What you are asked to do:
Give the count of lines holding the string "values" and nothing else.

(Entries taken from a collection)
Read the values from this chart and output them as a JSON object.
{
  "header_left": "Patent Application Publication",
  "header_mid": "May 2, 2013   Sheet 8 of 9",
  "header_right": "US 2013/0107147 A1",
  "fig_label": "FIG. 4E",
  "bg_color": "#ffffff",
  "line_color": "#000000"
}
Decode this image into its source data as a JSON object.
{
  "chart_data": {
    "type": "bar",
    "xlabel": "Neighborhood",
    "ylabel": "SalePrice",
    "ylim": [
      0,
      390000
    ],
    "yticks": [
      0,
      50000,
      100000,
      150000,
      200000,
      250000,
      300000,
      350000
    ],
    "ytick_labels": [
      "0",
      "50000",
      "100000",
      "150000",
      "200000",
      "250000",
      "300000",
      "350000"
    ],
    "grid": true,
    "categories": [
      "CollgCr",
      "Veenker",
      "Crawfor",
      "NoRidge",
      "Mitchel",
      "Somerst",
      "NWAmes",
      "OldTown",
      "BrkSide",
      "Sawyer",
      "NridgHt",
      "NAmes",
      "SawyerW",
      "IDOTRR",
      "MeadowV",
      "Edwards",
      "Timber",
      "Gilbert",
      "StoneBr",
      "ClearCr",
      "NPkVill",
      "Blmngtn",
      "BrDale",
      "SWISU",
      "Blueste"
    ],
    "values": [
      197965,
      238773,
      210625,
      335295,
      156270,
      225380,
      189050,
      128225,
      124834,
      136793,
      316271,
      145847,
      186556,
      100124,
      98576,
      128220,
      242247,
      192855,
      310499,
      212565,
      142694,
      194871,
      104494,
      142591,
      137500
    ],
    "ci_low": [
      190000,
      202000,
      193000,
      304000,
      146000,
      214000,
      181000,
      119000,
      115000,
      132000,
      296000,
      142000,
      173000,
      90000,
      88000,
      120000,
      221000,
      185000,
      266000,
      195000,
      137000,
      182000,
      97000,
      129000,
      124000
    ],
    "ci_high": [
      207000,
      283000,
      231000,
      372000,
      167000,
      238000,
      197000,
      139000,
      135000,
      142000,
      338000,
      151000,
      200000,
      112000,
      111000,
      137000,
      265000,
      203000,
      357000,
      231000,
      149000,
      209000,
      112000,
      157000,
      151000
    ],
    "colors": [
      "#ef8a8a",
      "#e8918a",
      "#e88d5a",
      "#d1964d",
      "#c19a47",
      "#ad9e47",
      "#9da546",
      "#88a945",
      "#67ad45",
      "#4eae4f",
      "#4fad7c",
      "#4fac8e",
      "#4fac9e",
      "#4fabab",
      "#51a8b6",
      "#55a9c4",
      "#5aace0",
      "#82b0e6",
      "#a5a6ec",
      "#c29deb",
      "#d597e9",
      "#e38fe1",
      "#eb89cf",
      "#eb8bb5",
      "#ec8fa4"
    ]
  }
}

Right answer:
2